■ Aim
Draw out every line with the word "series" from the listing below.

═══

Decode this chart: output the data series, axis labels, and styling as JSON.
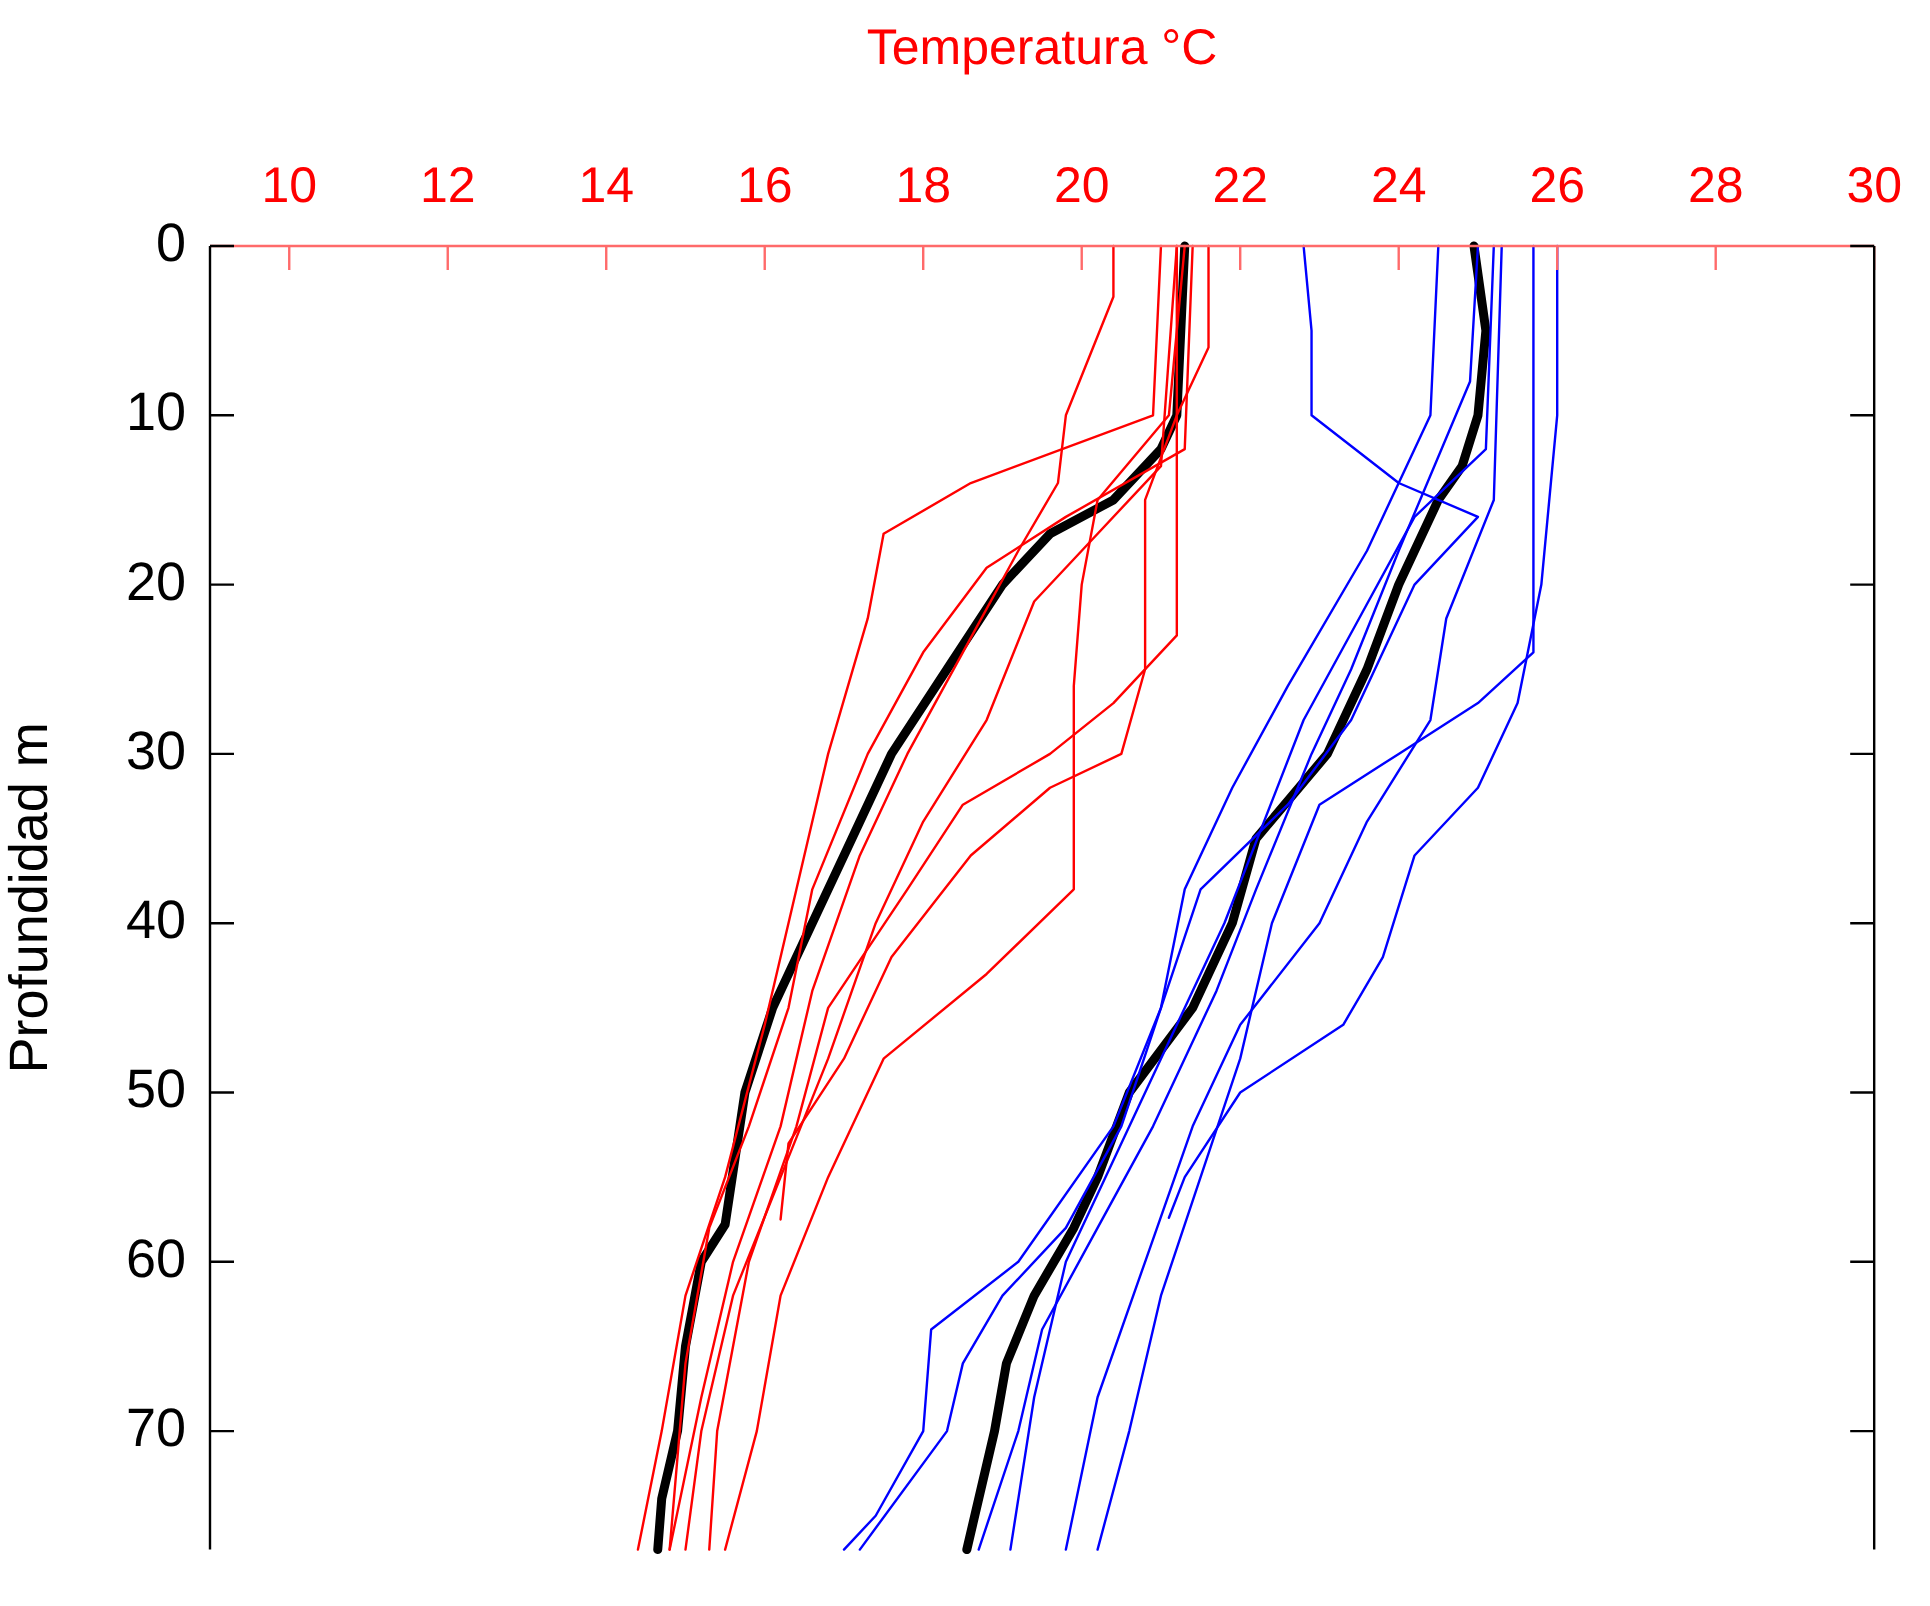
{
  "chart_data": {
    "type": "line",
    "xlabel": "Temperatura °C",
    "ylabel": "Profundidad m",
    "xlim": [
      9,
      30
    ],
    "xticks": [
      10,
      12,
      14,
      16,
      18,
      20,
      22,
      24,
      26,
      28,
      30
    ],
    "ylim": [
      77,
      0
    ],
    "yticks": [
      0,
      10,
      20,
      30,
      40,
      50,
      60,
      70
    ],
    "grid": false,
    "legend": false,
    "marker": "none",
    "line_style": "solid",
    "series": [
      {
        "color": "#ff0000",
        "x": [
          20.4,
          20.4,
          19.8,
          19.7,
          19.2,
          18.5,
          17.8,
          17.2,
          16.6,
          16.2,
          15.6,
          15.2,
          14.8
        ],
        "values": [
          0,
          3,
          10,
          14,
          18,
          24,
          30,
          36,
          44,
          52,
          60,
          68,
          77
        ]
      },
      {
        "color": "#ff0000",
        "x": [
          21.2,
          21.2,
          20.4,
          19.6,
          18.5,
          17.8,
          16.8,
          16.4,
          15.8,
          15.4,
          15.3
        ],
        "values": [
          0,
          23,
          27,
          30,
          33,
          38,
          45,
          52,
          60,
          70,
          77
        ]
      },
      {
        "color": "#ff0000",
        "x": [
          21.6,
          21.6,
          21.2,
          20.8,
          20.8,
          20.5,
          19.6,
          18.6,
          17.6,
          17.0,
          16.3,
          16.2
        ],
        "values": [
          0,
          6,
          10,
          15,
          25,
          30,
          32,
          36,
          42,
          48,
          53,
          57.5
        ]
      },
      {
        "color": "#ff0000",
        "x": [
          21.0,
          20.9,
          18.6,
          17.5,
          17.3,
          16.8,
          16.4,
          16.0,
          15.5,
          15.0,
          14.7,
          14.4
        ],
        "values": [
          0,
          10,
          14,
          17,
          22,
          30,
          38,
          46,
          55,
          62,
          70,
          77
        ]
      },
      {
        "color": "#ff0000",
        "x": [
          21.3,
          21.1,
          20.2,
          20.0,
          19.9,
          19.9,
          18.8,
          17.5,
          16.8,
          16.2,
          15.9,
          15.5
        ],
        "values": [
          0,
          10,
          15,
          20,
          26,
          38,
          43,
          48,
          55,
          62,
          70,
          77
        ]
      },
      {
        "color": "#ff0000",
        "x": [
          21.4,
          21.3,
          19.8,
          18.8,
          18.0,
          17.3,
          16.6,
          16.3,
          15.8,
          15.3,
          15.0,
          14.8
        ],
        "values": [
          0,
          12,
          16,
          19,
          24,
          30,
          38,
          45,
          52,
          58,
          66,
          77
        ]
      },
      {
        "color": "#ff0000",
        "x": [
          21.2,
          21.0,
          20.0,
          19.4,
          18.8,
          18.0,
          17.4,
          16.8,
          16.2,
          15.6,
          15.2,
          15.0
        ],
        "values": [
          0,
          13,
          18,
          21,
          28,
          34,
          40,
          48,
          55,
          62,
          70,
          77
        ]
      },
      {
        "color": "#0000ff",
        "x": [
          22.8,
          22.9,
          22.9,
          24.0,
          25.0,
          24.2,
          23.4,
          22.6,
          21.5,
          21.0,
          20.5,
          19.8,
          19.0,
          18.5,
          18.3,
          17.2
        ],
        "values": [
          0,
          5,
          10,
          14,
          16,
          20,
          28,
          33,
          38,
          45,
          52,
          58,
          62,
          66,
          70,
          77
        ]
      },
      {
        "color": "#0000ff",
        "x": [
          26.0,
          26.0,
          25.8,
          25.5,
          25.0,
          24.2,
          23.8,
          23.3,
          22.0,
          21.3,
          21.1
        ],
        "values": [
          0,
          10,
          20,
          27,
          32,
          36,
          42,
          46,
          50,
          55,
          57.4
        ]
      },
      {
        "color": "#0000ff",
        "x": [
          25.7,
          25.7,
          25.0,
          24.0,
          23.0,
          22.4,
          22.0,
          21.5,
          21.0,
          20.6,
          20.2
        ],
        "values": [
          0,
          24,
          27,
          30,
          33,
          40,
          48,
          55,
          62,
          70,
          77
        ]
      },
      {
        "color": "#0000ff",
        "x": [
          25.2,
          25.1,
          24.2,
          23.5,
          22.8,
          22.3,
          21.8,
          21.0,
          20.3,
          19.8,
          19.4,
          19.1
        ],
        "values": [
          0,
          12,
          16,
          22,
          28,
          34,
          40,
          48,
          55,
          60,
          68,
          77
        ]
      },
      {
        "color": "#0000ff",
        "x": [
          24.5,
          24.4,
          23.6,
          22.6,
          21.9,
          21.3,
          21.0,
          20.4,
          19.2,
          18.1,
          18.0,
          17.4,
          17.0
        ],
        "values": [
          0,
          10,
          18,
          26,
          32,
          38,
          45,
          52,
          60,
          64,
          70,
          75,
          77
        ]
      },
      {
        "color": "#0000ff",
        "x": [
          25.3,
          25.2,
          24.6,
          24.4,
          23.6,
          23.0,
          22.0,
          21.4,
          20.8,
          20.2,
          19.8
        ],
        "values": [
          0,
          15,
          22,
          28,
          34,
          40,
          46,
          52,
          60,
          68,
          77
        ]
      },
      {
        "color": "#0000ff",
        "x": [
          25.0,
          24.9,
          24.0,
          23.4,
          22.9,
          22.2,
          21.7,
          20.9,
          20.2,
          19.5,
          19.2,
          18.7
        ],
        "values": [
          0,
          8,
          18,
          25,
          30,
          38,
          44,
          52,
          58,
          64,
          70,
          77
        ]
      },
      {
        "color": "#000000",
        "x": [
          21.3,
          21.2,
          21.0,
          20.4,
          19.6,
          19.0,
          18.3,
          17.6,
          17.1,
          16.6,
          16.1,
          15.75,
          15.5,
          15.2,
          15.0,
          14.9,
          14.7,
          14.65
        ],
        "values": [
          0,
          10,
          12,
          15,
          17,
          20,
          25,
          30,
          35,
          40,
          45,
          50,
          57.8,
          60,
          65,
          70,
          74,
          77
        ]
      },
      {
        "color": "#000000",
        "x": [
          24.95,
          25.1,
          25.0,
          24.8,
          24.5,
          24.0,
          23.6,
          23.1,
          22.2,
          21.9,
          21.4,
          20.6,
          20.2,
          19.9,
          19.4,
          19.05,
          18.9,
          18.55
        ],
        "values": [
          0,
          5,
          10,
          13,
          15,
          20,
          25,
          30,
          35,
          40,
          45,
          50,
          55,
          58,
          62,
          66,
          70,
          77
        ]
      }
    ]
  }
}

═══

■ Right answer
Decode this chart: output the data series, axis labels, and styling as JSON.
    "series": [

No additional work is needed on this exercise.